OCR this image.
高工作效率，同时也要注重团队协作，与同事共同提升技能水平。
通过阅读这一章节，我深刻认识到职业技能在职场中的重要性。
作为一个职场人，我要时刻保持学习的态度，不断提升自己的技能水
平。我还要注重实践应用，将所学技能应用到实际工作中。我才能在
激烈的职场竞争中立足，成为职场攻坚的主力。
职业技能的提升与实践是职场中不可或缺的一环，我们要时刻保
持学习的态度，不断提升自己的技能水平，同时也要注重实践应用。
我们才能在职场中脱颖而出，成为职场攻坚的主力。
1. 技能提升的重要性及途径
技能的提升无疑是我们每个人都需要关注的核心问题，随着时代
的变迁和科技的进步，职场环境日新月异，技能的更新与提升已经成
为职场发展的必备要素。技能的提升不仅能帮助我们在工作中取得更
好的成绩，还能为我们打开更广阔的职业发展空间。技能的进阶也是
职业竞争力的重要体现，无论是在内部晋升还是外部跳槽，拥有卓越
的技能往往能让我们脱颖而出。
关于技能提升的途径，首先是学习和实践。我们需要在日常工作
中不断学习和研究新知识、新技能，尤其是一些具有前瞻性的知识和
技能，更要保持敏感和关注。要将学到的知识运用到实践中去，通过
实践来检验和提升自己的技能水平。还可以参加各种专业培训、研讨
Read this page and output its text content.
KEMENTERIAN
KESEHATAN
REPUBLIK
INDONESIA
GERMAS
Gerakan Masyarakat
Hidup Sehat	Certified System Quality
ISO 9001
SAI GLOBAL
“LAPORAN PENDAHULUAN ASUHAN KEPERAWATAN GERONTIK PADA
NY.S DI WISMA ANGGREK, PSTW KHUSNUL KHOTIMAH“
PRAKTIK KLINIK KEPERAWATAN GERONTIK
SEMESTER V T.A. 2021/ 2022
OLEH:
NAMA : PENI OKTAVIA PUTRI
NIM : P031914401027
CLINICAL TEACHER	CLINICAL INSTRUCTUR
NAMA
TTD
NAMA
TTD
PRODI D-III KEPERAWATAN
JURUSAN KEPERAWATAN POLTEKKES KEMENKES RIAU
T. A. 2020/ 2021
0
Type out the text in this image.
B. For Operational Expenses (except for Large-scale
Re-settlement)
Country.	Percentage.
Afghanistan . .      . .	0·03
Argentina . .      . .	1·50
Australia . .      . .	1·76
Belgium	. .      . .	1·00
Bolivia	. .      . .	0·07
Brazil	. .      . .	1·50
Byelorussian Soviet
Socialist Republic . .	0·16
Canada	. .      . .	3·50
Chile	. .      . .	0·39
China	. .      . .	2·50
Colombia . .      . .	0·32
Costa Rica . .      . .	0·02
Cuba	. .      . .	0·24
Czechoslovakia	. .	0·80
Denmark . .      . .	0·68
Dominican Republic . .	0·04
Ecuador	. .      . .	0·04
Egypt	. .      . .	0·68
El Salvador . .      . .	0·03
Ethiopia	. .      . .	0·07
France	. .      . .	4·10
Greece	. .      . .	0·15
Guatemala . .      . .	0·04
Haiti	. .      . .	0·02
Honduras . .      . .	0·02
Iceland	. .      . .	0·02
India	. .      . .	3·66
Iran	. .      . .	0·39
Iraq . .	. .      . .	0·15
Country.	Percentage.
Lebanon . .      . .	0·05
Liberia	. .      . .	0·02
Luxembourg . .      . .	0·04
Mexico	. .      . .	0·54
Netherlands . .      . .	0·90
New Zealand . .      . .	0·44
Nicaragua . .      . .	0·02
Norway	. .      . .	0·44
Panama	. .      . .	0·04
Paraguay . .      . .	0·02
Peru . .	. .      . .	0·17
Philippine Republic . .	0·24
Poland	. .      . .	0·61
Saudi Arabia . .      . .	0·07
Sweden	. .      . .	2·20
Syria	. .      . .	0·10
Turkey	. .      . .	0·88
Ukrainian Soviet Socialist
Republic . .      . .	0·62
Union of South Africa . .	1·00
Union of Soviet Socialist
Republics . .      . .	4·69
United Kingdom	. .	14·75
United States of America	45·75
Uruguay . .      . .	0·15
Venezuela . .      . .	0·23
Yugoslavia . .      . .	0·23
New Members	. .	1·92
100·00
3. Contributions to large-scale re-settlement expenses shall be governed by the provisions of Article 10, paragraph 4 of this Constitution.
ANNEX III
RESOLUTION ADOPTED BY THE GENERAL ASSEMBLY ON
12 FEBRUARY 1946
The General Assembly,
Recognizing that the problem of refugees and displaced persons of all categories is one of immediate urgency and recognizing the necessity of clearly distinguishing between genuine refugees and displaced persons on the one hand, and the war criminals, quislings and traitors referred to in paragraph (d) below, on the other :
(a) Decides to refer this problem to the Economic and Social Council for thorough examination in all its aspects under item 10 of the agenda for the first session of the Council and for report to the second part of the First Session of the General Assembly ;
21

◆ **Given instruction**: Output the full listing exactly as it stands.

◆ **Full solution**:
OCR this image.
高工作效率，同时也要注重团队协作，与同事共同提升技能水平。
通过阅读这一章节，我深刻认识到职业技能在职场中的重要性。
作为一个职场人，我要时刻保持学习的态度，不断提升自己的技能水
平。我还要注重实践应用，将所学技能应用到实际工作中。我才能在
激烈的职场竞争中立足，成为职场攻坚的主力。
职业技能的提升与实践是职场中不可或缺的一环，我们要时刻保
持学习的态度，不断提升自己的技能水平，同时也要注重实践应用。
我们才能在职场中脱颖而出，成为职场攻坚的主力。
1. 技能提升的重要性及途径
技能的提升无疑是我们每个人都需要关注的核心问题，随着时代
的变迁和科技的进步，职场环境日新月异，技能的更新与提升已经成
为职场发展的必备要素。技能的提升不仅能帮助我们在工作中取得更
好的成绩，还能为我们打开更广阔的职业发展空间。技能的进阶也是
职业竞争力的重要体现，无论是在内部晋升还是外部跳槽，拥有卓越
的技能往往能让我们脱颖而出。
关于技能提升的途径，首先是学习和实践。我们需要在日常工作
中不断学习和研究新知识、新技能，尤其是一些具有前瞻性的知识和
技能，更要保持敏感和关注。要将学到的知识运用到实践中去，通过
实践来检验和提升自己的技能水平。还可以参加各种专业培训、研讨
Read this page and output its text content.
KEMENTERIAN
KESEHATAN
REPUBLIK
INDONESIA
GERMAS
Gerakan Masyarakat
Hidup Sehat	Certified System Quality
ISO 9001
SAI GLOBAL
“LAPORAN PENDAHULUAN ASUHAN KEPERAWATAN GERONTIK PADA
NY.S DI WISMA ANGGREK, PSTW KHUSNUL KHOTIMAH“
PRAKTIK KLINIK KEPERAWATAN GERONTIK
SEMESTER V T.A. 2021/ 2022
OLEH:
NAMA : PENI OKTAVIA PUTRI
NIM : P031914401027
CLINICAL TEACHER	CLINICAL INSTRUCTUR
NAMA
TTD
NAMA
TTD
PRODI D-III KEPERAWATAN
JURUSAN KEPERAWATAN POLTEKKES KEMENKES RIAU
T. A. 2020/ 2021
0
Type out the text in this image.
B. For Operational Expenses (except for Large-scale
Re-settlement)
Country.	Percentage.
Afghanistan . .      . .	0·03
Argentina . .      . .	1·50
Australia . .      . .	1·76
Belgium	. .      . .	1·00
Bolivia	. .      . .	0·07
Brazil	. .      . .	1·50
Byelorussian Soviet
Socialist Republic . .	0·16
Canada	. .      . .	3·50
Chile	. .      . .	0·39
China	. .      . .	2·50
Colombia . .      . .	0·32
Costa Rica . .      . .	0·02
Cuba	. .      . .	0·24
Czechoslovakia	. .	0·80
Denmark . .      . .	0·68
Dominican Republic . .	0·04
Ecuador	. .      . .	0·04
Egypt	. .      . .	0·68
El Salvador . .      . .	0·03
Ethiopia	. .      . .	0·07
France	. .      . .	4·10
Greece	. .      . .	0·15
Guatemala . .      . .	0·04
Haiti	. .      . .	0·02
Honduras . .      . .	0·02
Iceland	. .      . .	0·02
India	. .      . .	3·66
Iran	. .      . .	0·39
Iraq . .	. .      . .	0·15
Country.	Percentage.
Lebanon . .      . .	0·05
Liberia	. .      . .	0·02
Luxembourg . .      . .	0·04
Mexico	. .      . .	0·54
Netherlands . .      . .	0·90
New Zealand . .      . .	0·44
Nicaragua . .      . .	0·02
Norway	. .      . .	0·44
Panama	. .      . .	0·04
Paraguay . .      . .	0·02
Peru . .	. .      . .	0·17
Philippine Republic . .	0·24
Poland	. .      . .	0·61
Saudi Arabia . .      . .	0·07
Sweden	. .      . .	2·20
Syria	. .      . .	0·10
Turkey	. .      . .	0·88
Ukrainian Soviet Socialist
Republic . .      . .	0·62
Union of South Africa . .	1·00
Union of Soviet Socialist
Republics . .      . .	4·69
United Kingdom	. .	14·75
United States of America	45·75
Uruguay . .      . .	0·15
Venezuela . .      . .	0·23
Yugoslavia . .      . .	0·23
New Members	. .	1·92
100·00
3. Contributions to large-scale re-settlement expenses shall be governed by the provisions of Article 10, paragraph 4 of this Constitution.
ANNEX III
RESOLUTION ADOPTED BY THE GENERAL ASSEMBLY ON
12 FEBRUARY 1946
The General Assembly,
Recognizing that the problem of refugees and displaced persons of all categories is one of immediate urgency and recognizing the necessity of clearly distinguishing between genuine refugees and displaced persons on the one hand, and the war criminals, quislings and traitors referred to in paragraph (d) below, on the other :
(a) Decides to refer this problem to the Economic and Social Council for thorough examination in all its aspects under item 10 of the agenda for the first session of the Council and for report to the second part of the First Session of the General Assembly ;
21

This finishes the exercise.